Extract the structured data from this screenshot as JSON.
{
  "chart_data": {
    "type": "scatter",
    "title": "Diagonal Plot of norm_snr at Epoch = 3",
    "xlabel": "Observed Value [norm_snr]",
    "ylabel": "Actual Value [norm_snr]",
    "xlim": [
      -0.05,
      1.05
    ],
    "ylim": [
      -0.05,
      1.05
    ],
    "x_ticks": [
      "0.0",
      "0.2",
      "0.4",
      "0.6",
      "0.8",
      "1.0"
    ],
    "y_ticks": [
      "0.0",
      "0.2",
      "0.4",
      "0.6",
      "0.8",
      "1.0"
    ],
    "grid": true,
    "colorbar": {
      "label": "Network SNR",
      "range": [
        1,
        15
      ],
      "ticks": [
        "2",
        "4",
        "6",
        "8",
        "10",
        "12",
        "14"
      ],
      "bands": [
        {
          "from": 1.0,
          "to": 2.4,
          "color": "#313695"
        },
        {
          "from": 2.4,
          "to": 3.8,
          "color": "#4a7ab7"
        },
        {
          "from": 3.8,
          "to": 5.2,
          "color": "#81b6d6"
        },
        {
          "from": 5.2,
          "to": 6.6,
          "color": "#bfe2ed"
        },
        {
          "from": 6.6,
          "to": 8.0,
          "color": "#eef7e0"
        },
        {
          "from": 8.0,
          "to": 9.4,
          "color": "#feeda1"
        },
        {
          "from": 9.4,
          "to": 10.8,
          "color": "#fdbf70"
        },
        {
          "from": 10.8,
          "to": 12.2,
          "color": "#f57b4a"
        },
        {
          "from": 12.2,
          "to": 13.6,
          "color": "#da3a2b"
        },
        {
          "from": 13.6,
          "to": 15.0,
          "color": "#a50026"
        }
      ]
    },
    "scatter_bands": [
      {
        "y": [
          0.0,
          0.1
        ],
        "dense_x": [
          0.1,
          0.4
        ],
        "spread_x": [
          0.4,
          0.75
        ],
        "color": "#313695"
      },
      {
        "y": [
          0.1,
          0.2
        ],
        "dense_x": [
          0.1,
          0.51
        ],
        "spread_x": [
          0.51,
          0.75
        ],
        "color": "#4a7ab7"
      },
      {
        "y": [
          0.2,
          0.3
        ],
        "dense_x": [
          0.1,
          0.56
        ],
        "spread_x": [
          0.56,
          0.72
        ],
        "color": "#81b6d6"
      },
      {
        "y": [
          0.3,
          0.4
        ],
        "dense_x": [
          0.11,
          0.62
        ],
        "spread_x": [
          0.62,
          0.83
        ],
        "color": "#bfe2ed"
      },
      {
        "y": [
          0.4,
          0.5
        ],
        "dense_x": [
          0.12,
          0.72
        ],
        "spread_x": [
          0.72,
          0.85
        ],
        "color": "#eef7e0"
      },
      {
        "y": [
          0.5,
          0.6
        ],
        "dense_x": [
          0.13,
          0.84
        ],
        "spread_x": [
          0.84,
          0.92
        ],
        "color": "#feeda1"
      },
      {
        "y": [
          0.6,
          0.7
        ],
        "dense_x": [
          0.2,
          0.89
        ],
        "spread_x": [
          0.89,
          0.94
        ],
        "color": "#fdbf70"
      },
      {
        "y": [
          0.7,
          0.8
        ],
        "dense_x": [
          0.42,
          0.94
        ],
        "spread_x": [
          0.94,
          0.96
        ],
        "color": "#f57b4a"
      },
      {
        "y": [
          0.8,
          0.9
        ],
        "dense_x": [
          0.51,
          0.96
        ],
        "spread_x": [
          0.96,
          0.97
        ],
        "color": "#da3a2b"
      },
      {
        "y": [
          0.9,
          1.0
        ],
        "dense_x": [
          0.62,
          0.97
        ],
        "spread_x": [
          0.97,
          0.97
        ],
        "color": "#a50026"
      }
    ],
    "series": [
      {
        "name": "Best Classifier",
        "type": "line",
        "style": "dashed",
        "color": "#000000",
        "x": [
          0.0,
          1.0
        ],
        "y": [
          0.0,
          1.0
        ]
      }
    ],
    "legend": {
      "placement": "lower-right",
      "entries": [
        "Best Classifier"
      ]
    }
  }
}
────────────────
SET PROBLEM>
Print all of the entries again, exactly as written.

SOLUTION TO THIS EXERCISE>
Extract the structured data from this screenshot as JSON.
{
  "chart_data": {
    "type": "scatter",
    "title": "Diagonal Plot of norm_snr at Epoch = 3",
    "xlabel": "Observed Value [norm_snr]",
    "ylabel": "Actual Value [norm_snr]",
    "xlim": [
      -0.05,
      1.05
    ],
    "ylim": [
      -0.05,
      1.05
    ],
    "x_ticks": [
      "0.0",
      "0.2",
      "0.4",
      "0.6",
      "0.8",
      "1.0"
    ],
    "y_ticks": [
      "0.0",
      "0.2",
      "0.4",
      "0.6",
      "0.8",
      "1.0"
    ],
    "grid": true,
    "colorbar": {
      "label": "Network SNR",
      "range": [
        1,
        15
      ],
      "ticks": [
        "2",
        "4",
        "6",
        "8",
        "10",
        "12",
        "14"
      ],
      "bands": [
        {
          "from": 1.0,
          "to": 2.4,
          "color": "#313695"
        },
        {
          "from": 2.4,
          "to": 3.8,
          "color": "#4a7ab7"
        },
        {
          "from": 3.8,
          "to": 5.2,
          "color": "#81b6d6"
        },
        {
          "from": 5.2,
          "to": 6.6,
          "color": "#bfe2ed"
        },
        {
          "from": 6.6,
          "to": 8.0,
          "color": "#eef7e0"
        },
        {
          "from": 8.0,
          "to": 9.4,
          "color": "#feeda1"
        },
        {
          "from": 9.4,
          "to": 10.8,
          "color": "#fdbf70"
        },
        {
          "from": 10.8,
          "to": 12.2,
          "color": "#f57b4a"
        },
        {
          "from": 12.2,
          "to": 13.6,
          "color": "#da3a2b"
        },
        {
          "from": 13.6,
          "to": 15.0,
          "color": "#a50026"
        }
      ]
    },
    "scatter_bands": [
      {
        "y": [
          0.0,
          0.1
        ],
        "dense_x": [
          0.1,
          0.4
        ],
        "spread_x": [
          0.4,
          0.75
        ],
        "color": "#313695"
      },
      {
        "y": [
          0.1,
          0.2
        ],
        "dense_x": [
          0.1,
          0.51
        ],
        "spread_x": [
          0.51,
          0.75
        ],
        "color": "#4a7ab7"
      },
      {
        "y": [
          0.2,
          0.3
        ],
        "dense_x": [
          0.1,
          0.56
        ],
        "spread_x": [
          0.56,
          0.72
        ],
        "color": "#81b6d6"
      },
      {
        "y": [
          0.3,
          0.4
        ],
        "dense_x": [
          0.11,
          0.62
        ],
        "spread_x": [
          0.62,
          0.83
        ],
        "color": "#bfe2ed"
      },
      {
        "y": [
          0.4,
          0.5
        ],
        "dense_x": [
          0.12,
          0.72
        ],
        "spread_x": [
          0.72,
          0.85
        ],
        "color": "#eef7e0"
      },
      {
        "y": [
          0.5,
          0.6
        ],
        "dense_x": [
          0.13,
          0.84
        ],
        "spread_x": [
          0.84,
          0.92
        ],
        "color": "#feeda1"
      },
      {
        "y": [
          0.6,
          0.7
        ],
        "dense_x": [
          0.2,
          0.89
        ],
        "spread_x": [
          0.89,
          0.94
        ],
        "color": "#fdbf70"
      },
      {
        "y": [
          0.7,
          0.8
        ],
        "dense_x": [
          0.42,
          0.94
        ],
        "spread_x": [
          0.94,
          0.96
        ],
        "color": "#f57b4a"
      },
      {
        "y": [
          0.8,
          0.9
        ],
        "dense_x": [
          0.51,
          0.96
        ],
        "spread_x": [
          0.96,
          0.97
        ],
        "color": "#da3a2b"
      },
      {
        "y": [
          0.9,
          1.0
        ],
        "dense_x": [
          0.62,
          0.97
        ],
        "spread_x": [
          0.97,
          0.97
        ],
        "color": "#a50026"
      }
    ],
    "series": [
      {
        "name": "Best Classifier",
        "type": "line",
        "style": "dashed",
        "color": "#000000",
        "x": [
          0.0,
          1.0
        ],
        "y": [
          0.0,
          1.0
        ]
      }
    ],
    "legend": {
      "placement": "lower-right",
      "entries": [
        "Best Classifier"
      ]
    }
  }
}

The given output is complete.